*To be done*.
What lines of the data hold the string "推計患者数"? Pull each one out.

┌─ Dataset records

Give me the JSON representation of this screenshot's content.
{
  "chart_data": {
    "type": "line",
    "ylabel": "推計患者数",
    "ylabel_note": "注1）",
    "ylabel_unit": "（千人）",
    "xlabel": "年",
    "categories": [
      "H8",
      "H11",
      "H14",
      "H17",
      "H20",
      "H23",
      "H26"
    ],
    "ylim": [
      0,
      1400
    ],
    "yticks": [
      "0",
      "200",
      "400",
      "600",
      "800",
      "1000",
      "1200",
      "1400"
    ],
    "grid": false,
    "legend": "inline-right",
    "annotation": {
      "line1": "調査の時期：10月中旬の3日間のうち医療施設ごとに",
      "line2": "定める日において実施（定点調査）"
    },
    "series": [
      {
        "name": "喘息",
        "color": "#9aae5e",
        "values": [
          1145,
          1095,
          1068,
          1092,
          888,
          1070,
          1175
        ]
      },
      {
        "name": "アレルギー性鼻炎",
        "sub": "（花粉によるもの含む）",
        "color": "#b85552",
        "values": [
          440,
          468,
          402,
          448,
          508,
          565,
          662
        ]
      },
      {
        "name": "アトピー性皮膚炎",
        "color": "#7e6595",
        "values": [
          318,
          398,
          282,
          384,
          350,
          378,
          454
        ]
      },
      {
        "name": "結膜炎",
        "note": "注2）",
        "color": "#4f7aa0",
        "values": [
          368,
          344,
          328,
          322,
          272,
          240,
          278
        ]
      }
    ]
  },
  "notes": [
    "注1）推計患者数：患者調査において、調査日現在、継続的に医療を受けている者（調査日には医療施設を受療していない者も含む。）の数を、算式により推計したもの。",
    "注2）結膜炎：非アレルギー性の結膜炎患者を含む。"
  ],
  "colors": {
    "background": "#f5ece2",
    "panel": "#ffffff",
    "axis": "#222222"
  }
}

└─

*Written reply*.
    "ylabel": "推計患者数",
    "注1）推計患者数：患者調査において、調査日現在、継続的に医療を受けている者（調査日には医療施設を受療していない者も含む。）の数を、算式により推計したもの。",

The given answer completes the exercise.